Set down every entry again word for word, please, but skip the pictures.
___ Task input
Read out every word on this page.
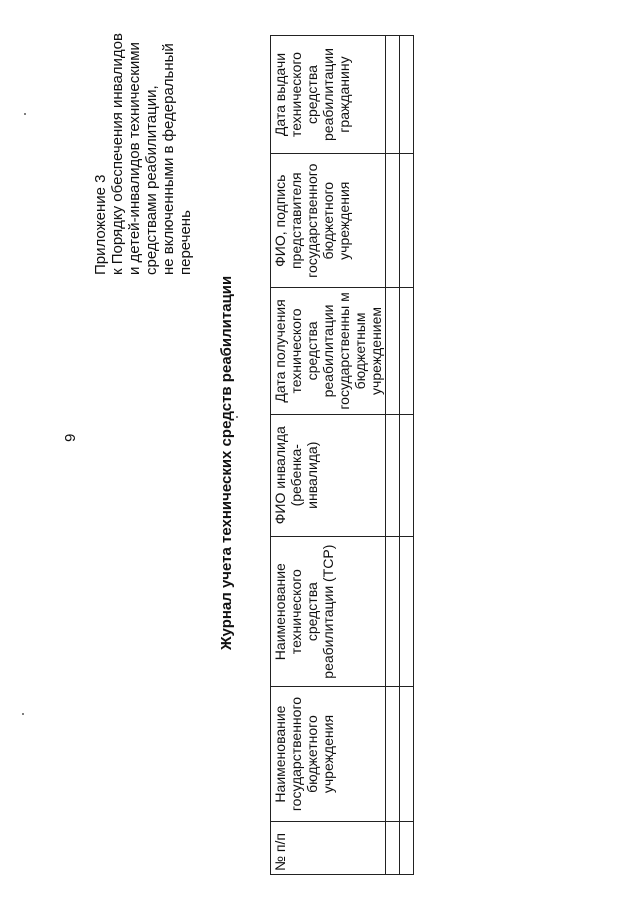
9
Приложение 3 к Порядку обеспечения инвалидов и детей-инвалидов техническими средствами реабилитации, не включенными в федеральный перечень
Журнал учета технических средств реабилитации
№ п/п	Наименование государственного бюджетного учреждения	Наименование технического средства реабилитации (ТСР)	ФИО инвалида (ребенка-инвалида)	Дата получения технического средства реабилитации государственны м бюджетным учреждением	ФИО, подпись представителя государственного бюджетного учреждения	Дата выдачи технического средства реабилитации гражданину
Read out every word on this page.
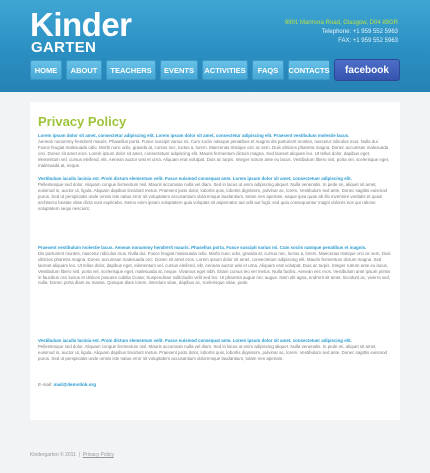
Kinder
GARTEN
8901 Marmora Road, Glasgow, D04 89GR
Telephone: +1 959 552 5963
FAX: +1 959 552 5963
HOME	ABOUT	TEACHERS	EVENTS	ACTIVITIES	FAQS	CONTACTS	facebook
Privacy Policy
Lorem ipsum dolor sit amet, consectetur adipiscing elit. Lorem ipsum dolor sit amet, consectetur adipiscing elit. Praesent vestibulum molestie lacus.
Aenean nonummy hendrerit mauris. Phasellus porta. Fusce suscipit varius mi. Cum sociis natoque penatibus et magnis dis parturient montes, nascetur ridiculus mus. Nulla dui. Fusce feugiat malesuada odio. Morbi nunc odio, gravida at, cursus nec, luctus a, lorem. Maecenas tristique orci ac sem. Duis ultricies pharetra magna. Donec accumsan malesuada orci. Donec sit amet eros. Lorem ipsum dolor sit amet, consectetuer adipiscing elit. Mauris fermentum dictum magna. Sed laoreet aliquam leo. Ut tellus dolor, dapibus eget, elementum vel, cursus eleifend, elit. Aenean auctor wisi et urna. Aliquam erat volutpat. Duis ac turpis. Integer rutrum ante eu lacus. Vestibulum libero nisl, porta vel, scelerisque eget, malesuada at, neque.
Vestibulum iaculis lacinia est. Proin dictum elementum velit. Fusce euismod consequat ante. Lorem ipsum dolor sit amet, consectetuer adipiscing elit.
Pellentesque sed dolor. Aliquam congue fermentum nisl. Mauris accumsan nulla vel diam. Sed in lacus ut enim adipiscing aliquet. Nulla venenatis. In pede mi, aliquet sit amet, euismod in, auctor ut, ligula. Aliquam dapibus tincidunt metus. Praesent justo dolor, lobortis quis, lobortis dignissim, pulvinar ac, lorem. Vestibulum sed ante. Donec sagittis euismod purus. Sed ut perspiciatis unde omnis iste natus error sit voluptatem accusantium doloremque laudantium, totam rem aperiam, eaque ipsa quae ab illo inventore veritatis et quasi architecto beatae vitae dicta sunt explicabo. Nemo enim ipsam voluptatem quia voluptas sit aspernatur aut odit aut fugit, sed quia consequuntur magni dolores eos qui ratione voluptatem sequi nesciunt.
Praesent vestibulum molestie lacus. Aenean nonummy hendrerit mauris. Phasellus porta. Fusce suscipit varius mi. Cum sociis natoque penatibus et magnis.
Dis parturient montes, nascetur ridiculus mus. Nulla dui. Fusce feugiat malesuada odio. Morbi nunc odio, gravida at, cursus nec, luctus a, lorem. Maecenas tristique orci ac sem. Duis ultricies pharetra magna. Donec accumsan malesuada orci. Donec sit amet eros. Lorem ipsum dolor sit amet, consectetuer adipiscing elit. Mauris fermentum dictum magna. Sed laoreet aliquam leo. Ut tellus dolor, dapibus eget, elementum vel, cursus eleifend, elit. Aenean auctor wisi et urna. Aliquam erat volutpat. Duis ac turpis. Integer rutrum ante eu lacus. Vestibulum libero nisl, porta vel, scelerisque eget, malesuada at, neque. Vivamus eget nibh. Etiam cursus leo vel metus. Nulla facilisi. Aenean nec eros. Vestibulum ante ipsum primis in faucibus orci luctus et ultrices posuere cubilia Curae; Suspendisse sollicitudin velit sed leo. Ut pharetra augue nec augue. Nam elit agna, endrerit sit amet, tincidunt ac, viverra sed, nulla. Donec porta diam eu massa. Quisque diam lorem, interdum vitae, dapibus ac, scelerisque vitae, pede.
Vestibulum iaculis lacinia est. Proin dictum elementum velit. Fusce euismod consequat ante. Lorem ipsum dolor sit amet, consectetuer adipiscing elit.
Pellentesque sed dolor. Aliquam congue fermentum nisl. Mauris accumsan nulla vel diam. Sed in lacus ut enim adipiscing aliquet. Nulla venenatis. In pede mi, aliquet sit amet, euismod in, auctor ut, ligula. Aliquam dapibus tincidunt metus. Praesent justo dolor, lobortis quis, lobortis dignissim, pulvinar ac, lorem. Vestibulum sed ante. Donec sagittis euismod purus. Sed ut perspiciatis unde omnis iste natus error sit voluptatem accusantium doloremque laudantium, totam rem aperiam.
E-mail: mail@demolink.org
Kindergarten © 2011  |  Privacy Policy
______
Worked answer:
Read out every word on this page.
9
Приложение 3 к Порядку обеспечения инвалидов и детей-инвалидов техническими средствами реабилитации, не включенными в федеральный перечень
Журнал учета технических средств реабилитации
№ п/п	Наименование государственного бюджетного учреждения	Наименование технического средства реабилитации (ТСР)	ФИО инвалида (ребенка-инвалида)	Дата получения технического средства реабилитации государственны м бюджетным учреждением	ФИО, подпись представителя государственного бюджетного учреждения	Дата выдачи технического средства реабилитации гражданину
Read out every word on this page.
Kinder
GARTEN
8901 Marmora Road, Glasgow, D04 89GR
Telephone: +1 959 552 5963
FAX: +1 959 552 5963
HOME	ABOUT	TEACHERS	EVENTS	ACTIVITIES	FAQS	CONTACTS	facebook
Privacy Policy
Lorem ipsum dolor sit amet, consectetur adipiscing elit. Lorem ipsum dolor sit amet, consectetur adipiscing elit. Praesent vestibulum molestie lacus.
Aenean nonummy hendrerit mauris. Phasellus porta. Fusce suscipit varius mi. Cum sociis natoque penatibus et magnis dis parturient montes, nascetur ridiculus mus. Nulla dui. Fusce feugiat malesuada odio. Morbi nunc odio, gravida at, cursus nec, luctus a, lorem. Maecenas tristique orci ac sem. Duis ultricies pharetra magna. Donec accumsan malesuada orci. Donec sit amet eros. Lorem ipsum dolor sit amet, consectetuer adipiscing elit. Mauris fermentum dictum magna. Sed laoreet aliquam leo. Ut tellus dolor, dapibus eget, elementum vel, cursus eleifend, elit. Aenean auctor wisi et urna. Aliquam erat volutpat. Duis ac turpis. Integer rutrum ante eu lacus. Vestibulum libero nisl, porta vel, scelerisque eget, malesuada at, neque.
Vestibulum iaculis lacinia est. Proin dictum elementum velit. Fusce euismod consequat ante. Lorem ipsum dolor sit amet, consectetuer adipiscing elit.
Pellentesque sed dolor. Aliquam congue fermentum nisl. Mauris accumsan nulla vel diam. Sed in lacus ut enim adipiscing aliquet. Nulla venenatis. In pede mi, aliquet sit amet, euismod in, auctor ut, ligula. Aliquam dapibus tincidunt metus. Praesent justo dolor, lobortis quis, lobortis dignissim, pulvinar ac, lorem. Vestibulum sed ante. Donec sagittis euismod purus. Sed ut perspiciatis unde omnis iste natus error sit voluptatem accusantium doloremque laudantium, totam rem aperiam, eaque ipsa quae ab illo inventore veritatis et quasi architecto beatae vitae dicta sunt explicabo. Nemo enim ipsam voluptatem quia voluptas sit aspernatur aut odit aut fugit, sed quia consequuntur magni dolores eos qui ratione voluptatem sequi nesciunt.
Praesent vestibulum molestie lacus. Aenean nonummy hendrerit mauris. Phasellus porta. Fusce suscipit varius mi. Cum sociis natoque penatibus et magnis.
Dis parturient montes, nascetur ridiculus mus. Nulla dui. Fusce feugiat malesuada odio. Morbi nunc odio, gravida at, cursus nec, luctus a, lorem. Maecenas tristique orci ac sem. Duis ultricies pharetra magna. Donec accumsan malesuada orci. Donec sit amet eros. Lorem ipsum dolor sit amet, consectetuer adipiscing elit. Mauris fermentum dictum magna. Sed laoreet aliquam leo. Ut tellus dolor, dapibus eget, elementum vel, cursus eleifend, elit. Aenean auctor wisi et urna. Aliquam erat volutpat. Duis ac turpis. Integer rutrum ante eu lacus. Vestibulum libero nisl, porta vel, scelerisque eget, malesuada at, neque. Vivamus eget nibh. Etiam cursus leo vel metus. Nulla facilisi. Aenean nec eros. Vestibulum ante ipsum primis in faucibus orci luctus et ultrices posuere cubilia Curae; Suspendisse sollicitudin velit sed leo. Ut pharetra augue nec augue. Nam elit agna, endrerit sit amet, tincidunt ac, viverra sed, nulla. Donec porta diam eu massa. Quisque diam lorem, interdum vitae, dapibus ac, scelerisque vitae, pede.
Vestibulum iaculis lacinia est. Proin dictum elementum velit. Fusce euismod consequat ante. Lorem ipsum dolor sit amet, consectetuer adipiscing elit.
Pellentesque sed dolor. Aliquam congue fermentum nisl. Mauris accumsan nulla vel diam. Sed in lacus ut enim adipiscing aliquet. Nulla venenatis. In pede mi, aliquet sit amet, euismod in, auctor ut, ligula. Aliquam dapibus tincidunt metus. Praesent justo dolor, lobortis quis, lobortis dignissim, pulvinar ac, lorem. Vestibulum sed ante. Donec sagittis euismod purus. Sed ut perspiciatis unde omnis iste natus error sit voluptatem accusantium doloremque laudantium, totam rem aperiam.
E-mail: mail@demolink.org
Kindergarten © 2011  |  Privacy Policy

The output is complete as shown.